Give back the full listing verbatim, apart from its images.

[Items from a data source]
****************************************

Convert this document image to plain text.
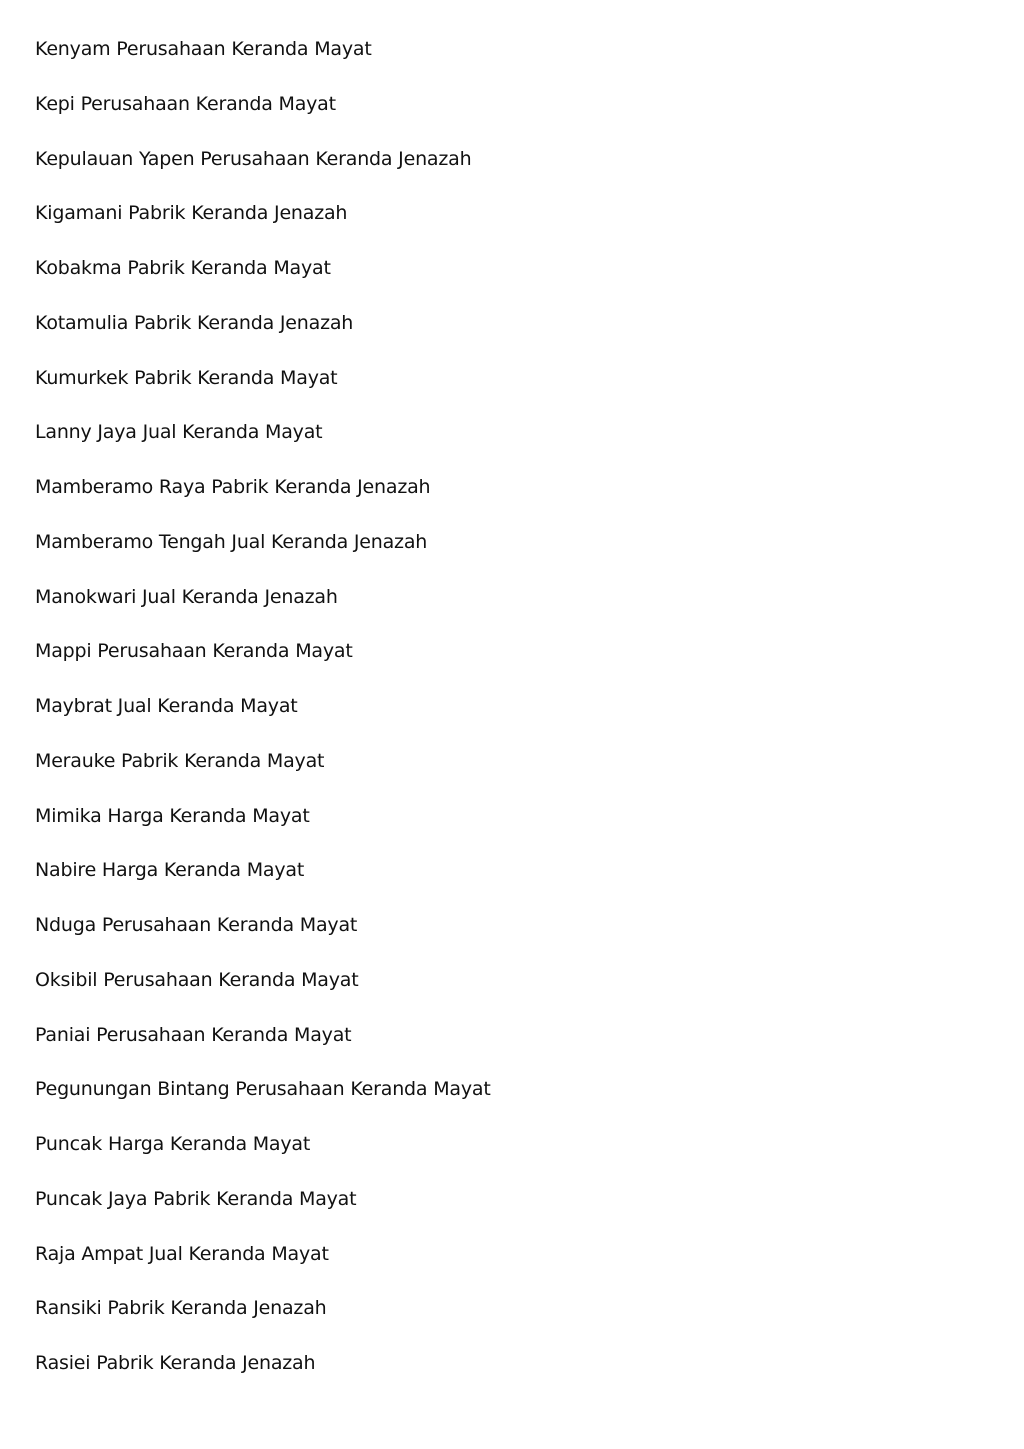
Kenyam Perusahaan Keranda Mayat
Kepi Perusahaan Keranda Mayat
Kepulauan Yapen Perusahaan Keranda Jenazah
Kigamani Pabrik Keranda Jenazah
Kobakma Pabrik Keranda Mayat
Kotamulia Pabrik Keranda Jenazah
Kumurkek Pabrik Keranda Mayat
Lanny Jaya Jual Keranda Mayat
Mamberamo Raya Pabrik Keranda Jenazah
Mamberamo Tengah Jual Keranda Jenazah
Manokwari Jual Keranda Jenazah
Mappi Perusahaan Keranda Mayat
Maybrat Jual Keranda Mayat
Merauke Pabrik Keranda Mayat
Mimika Harga Keranda Mayat
Nabire Harga Keranda Mayat
Nduga Perusahaan Keranda Mayat
Oksibil Perusahaan Keranda Mayat
Paniai Perusahaan Keranda Mayat
Pegunungan Bintang Perusahaan Keranda Mayat
Puncak Harga Keranda Mayat
Puncak Jaya Pabrik Keranda Mayat
Raja Ampat Jual Keranda Mayat
Ransiki Pabrik Keranda Jenazah
Rasiei Pabrik Keranda Jenazah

****************************************

_Result_
Convert this document image to plain text.
Kenyam Perusahaan Keranda Mayat
Kepi Perusahaan Keranda Mayat
Kepulauan Yapen Perusahaan Keranda Jenazah
Kigamani Pabrik Keranda Jenazah
Kobakma Pabrik Keranda Mayat
Kotamulia Pabrik Keranda Jenazah
Kumurkek Pabrik Keranda Mayat
Lanny Jaya Jual Keranda Mayat
Mamberamo Raya Pabrik Keranda Jenazah
Mamberamo Tengah Jual Keranda Jenazah
Manokwari Jual Keranda Jenazah
Mappi Perusahaan Keranda Mayat
Maybrat Jual Keranda Mayat
Merauke Pabrik Keranda Mayat
Mimika Harga Keranda Mayat
Nabire Harga Keranda Mayat
Nduga Perusahaan Keranda Mayat
Oksibil Perusahaan Keranda Mayat
Paniai Perusahaan Keranda Mayat
Pegunungan Bintang Perusahaan Keranda Mayat
Puncak Harga Keranda Mayat
Puncak Jaya Pabrik Keranda Mayat
Raja Ampat Jual Keranda Mayat
Ransiki Pabrik Keranda Jenazah
Rasiei Pabrik Keranda Jenazah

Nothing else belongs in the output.